◆ Exercise brief: Look through the lines below and extract each one that contains "image".
#### Exercise input ####
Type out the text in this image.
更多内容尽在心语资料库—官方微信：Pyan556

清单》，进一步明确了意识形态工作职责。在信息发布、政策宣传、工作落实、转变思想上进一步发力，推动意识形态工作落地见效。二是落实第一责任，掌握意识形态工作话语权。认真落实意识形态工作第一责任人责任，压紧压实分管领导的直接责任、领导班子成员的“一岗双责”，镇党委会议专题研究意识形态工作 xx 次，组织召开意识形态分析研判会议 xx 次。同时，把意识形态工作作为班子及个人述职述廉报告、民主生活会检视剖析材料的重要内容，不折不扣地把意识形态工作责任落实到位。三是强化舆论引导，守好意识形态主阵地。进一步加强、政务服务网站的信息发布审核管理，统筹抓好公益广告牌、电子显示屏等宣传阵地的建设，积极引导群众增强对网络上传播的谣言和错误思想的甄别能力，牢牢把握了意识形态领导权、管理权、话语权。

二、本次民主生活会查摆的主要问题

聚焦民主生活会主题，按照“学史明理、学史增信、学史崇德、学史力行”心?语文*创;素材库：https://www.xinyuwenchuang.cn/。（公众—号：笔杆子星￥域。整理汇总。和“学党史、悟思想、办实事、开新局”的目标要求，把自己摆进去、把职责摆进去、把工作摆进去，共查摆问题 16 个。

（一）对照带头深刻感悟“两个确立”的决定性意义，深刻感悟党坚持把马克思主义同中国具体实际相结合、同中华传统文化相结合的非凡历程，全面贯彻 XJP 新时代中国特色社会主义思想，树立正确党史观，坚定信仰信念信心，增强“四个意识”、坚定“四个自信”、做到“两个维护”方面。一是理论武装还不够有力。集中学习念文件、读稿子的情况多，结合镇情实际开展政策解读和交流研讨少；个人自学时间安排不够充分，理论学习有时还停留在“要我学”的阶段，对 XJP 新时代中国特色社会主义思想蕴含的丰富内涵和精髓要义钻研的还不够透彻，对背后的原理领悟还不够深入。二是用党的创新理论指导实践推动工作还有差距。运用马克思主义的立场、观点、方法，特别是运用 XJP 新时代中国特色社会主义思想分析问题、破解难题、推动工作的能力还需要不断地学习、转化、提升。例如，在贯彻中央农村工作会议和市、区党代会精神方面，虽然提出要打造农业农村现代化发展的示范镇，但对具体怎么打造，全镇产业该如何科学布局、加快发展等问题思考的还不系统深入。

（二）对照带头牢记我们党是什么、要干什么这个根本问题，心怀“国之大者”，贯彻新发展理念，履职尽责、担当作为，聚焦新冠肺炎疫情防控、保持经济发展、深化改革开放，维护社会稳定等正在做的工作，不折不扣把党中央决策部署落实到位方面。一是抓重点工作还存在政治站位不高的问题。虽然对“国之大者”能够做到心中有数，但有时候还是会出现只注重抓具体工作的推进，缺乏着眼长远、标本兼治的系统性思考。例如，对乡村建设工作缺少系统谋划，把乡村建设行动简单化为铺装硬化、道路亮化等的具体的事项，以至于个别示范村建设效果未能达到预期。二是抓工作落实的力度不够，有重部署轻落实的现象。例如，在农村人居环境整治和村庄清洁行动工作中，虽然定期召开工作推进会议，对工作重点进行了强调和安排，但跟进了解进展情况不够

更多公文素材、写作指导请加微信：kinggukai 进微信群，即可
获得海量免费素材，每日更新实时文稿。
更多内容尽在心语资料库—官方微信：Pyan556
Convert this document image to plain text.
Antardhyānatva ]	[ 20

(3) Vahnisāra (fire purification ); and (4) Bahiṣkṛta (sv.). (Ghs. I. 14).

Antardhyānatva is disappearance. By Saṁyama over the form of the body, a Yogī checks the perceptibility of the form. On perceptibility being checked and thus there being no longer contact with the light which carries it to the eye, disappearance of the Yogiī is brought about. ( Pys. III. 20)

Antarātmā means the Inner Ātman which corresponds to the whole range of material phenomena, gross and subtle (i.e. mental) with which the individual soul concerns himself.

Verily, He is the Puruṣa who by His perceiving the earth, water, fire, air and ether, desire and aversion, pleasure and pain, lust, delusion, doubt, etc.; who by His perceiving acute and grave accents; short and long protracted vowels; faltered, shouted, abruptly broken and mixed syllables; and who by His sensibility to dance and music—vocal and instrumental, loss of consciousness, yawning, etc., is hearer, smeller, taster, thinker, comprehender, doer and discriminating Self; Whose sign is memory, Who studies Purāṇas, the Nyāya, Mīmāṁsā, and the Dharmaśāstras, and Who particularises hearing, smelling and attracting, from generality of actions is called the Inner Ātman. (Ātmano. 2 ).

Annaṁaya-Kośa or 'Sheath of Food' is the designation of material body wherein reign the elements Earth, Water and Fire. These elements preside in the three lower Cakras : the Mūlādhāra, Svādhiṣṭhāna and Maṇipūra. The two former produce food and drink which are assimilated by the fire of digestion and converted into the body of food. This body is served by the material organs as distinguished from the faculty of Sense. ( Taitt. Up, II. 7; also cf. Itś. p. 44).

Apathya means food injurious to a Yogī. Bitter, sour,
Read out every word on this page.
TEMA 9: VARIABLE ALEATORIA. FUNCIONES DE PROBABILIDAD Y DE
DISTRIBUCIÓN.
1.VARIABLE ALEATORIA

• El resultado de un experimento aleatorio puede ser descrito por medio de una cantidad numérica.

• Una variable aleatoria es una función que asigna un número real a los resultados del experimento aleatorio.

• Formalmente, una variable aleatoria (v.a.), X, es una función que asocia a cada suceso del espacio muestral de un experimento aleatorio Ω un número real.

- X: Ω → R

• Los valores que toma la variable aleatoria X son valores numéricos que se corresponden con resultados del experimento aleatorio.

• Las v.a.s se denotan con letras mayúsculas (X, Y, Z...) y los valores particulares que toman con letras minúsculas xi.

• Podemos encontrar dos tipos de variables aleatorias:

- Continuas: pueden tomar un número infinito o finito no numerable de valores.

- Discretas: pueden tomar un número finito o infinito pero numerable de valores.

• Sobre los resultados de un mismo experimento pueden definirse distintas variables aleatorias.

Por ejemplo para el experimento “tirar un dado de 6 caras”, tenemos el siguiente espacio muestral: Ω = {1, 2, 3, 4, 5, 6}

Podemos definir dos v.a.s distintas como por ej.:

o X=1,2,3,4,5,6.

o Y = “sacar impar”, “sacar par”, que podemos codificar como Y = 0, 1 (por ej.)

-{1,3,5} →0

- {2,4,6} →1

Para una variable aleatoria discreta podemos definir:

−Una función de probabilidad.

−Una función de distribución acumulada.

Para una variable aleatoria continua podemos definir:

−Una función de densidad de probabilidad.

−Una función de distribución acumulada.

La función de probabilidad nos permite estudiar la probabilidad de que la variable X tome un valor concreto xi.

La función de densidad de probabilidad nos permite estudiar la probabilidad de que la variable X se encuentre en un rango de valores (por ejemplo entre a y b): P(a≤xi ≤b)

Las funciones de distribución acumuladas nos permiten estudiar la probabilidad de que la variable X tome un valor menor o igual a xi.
####
◆ Completed task:
Type out the text in this image.
Convert this document image to plain text.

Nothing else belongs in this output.